Extracted records →
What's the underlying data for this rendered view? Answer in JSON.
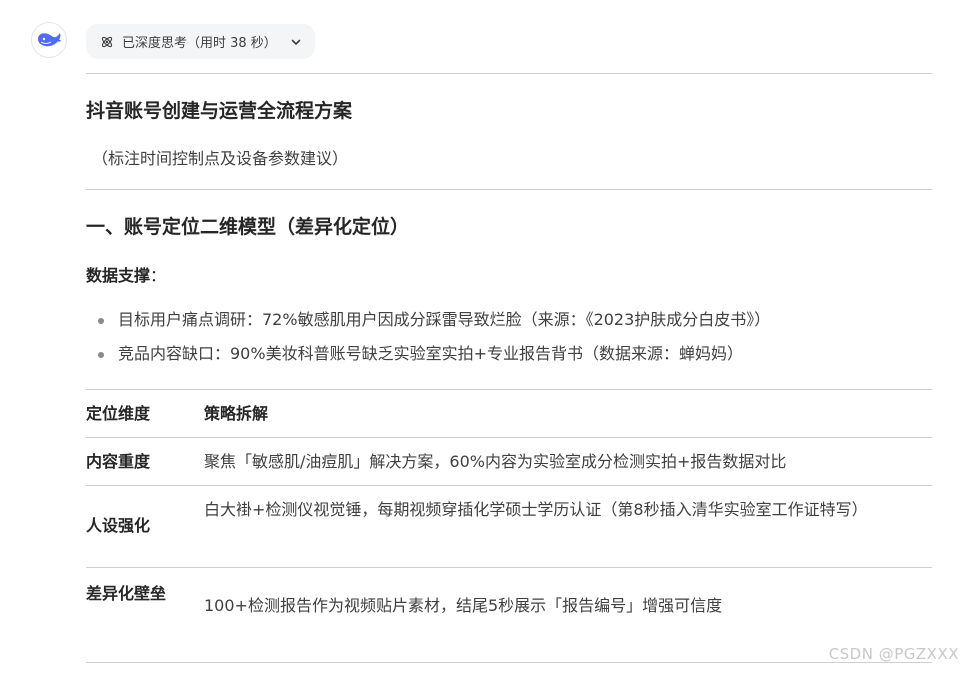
{
  "thinking": {
    "label": "已深度思考（用时 38 秒）"
  },
  "doc": {
    "title": "抖音账号创建与运营全流程方案",
    "subtitle": "（标注时间控制点及设备参数建议）",
    "section1_heading": "一、账号定位二维模型（差异化定位）",
    "support_label": "数据支撑",
    "support_colon": "：",
    "bullets": [
      "目标用户痛点调研：72%敏感肌用户因成分踩雷导致烂脸（来源：《2023护肤成分白皮书》）",
      "竞品内容缺口：90%美妆科普账号缺乏实验室实拍+专业报告背书（数据来源：蝉妈妈）"
    ],
    "table": {
      "headers": [
        "定位维度",
        "策略拆解"
      ],
      "rows": [
        [
          "内容重度",
          "聚焦「敏感肌/油痘肌」解决方案，60%内容为实验室成分检测实拍+报告数据对比"
        ],
        [
          "人设强化",
          "白大褂+检测仪视觉锤，每期视频穿插化学硕士学历认证（第8秒插入清华实验室工作证特写）"
        ],
        [
          "差异化壁垒",
          "100+检测报告作为视频贴片素材，结尾5秒展示「报告编号」增强可信度"
        ]
      ]
    }
  },
  "watermark": "CSDN @PGZXXX",
  "colors": {
    "brand": "#4d6bfe",
    "text": "#262626",
    "muted": "#404040",
    "divider": "#d0d0d0",
    "pill_bg": "#f4f5f7"
  }
}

Given task → Transcribe each entry above exactly, apart from the pictures.

Task result →
What's the underlying data for this rendered view? Answer in JSON.
{
  "thinking": {
    "label": "已深度思考（用时 38 秒）"
  },
  "doc": {
    "title": "抖音账号创建与运营全流程方案",
    "subtitle": "（标注时间控制点及设备参数建议）",
    "section1_heading": "一、账号定位二维模型（差异化定位）",
    "support_label": "数据支撑",
    "support_colon": "：",
    "bullets": [
      "目标用户痛点调研：72%敏感肌用户因成分踩雷导致烂脸（来源：《2023护肤成分白皮书》）",
      "竞品内容缺口：90%美妆科普账号缺乏实验室实拍+专业报告背书（数据来源：蝉妈妈）"
    ],
    "table": {
      "headers": [
        "定位维度",
        "策略拆解"
      ],
      "rows": [
        [
          "内容重度",
          "聚焦「敏感肌/油痘肌」解决方案，60%内容为实验室成分检测实拍+报告数据对比"
        ],
        [
          "人设强化",
          "白大褂+检测仪视觉锤，每期视频穿插化学硕士学历认证（第8秒插入清华实验室工作证特写）"
        ],
        [
          "差异化壁垒",
          "100+检测报告作为视频贴片素材，结尾5秒展示「报告编号」增强可信度"
        ]
      ]
    }
  },
  "watermark": "CSDN @PGZXXX",
  "colors": {
    "brand": "#4d6bfe",
    "text": "#262626",
    "muted": "#404040",
    "divider": "#d0d0d0",
    "pill_bg": "#f4f5f7"
  }
}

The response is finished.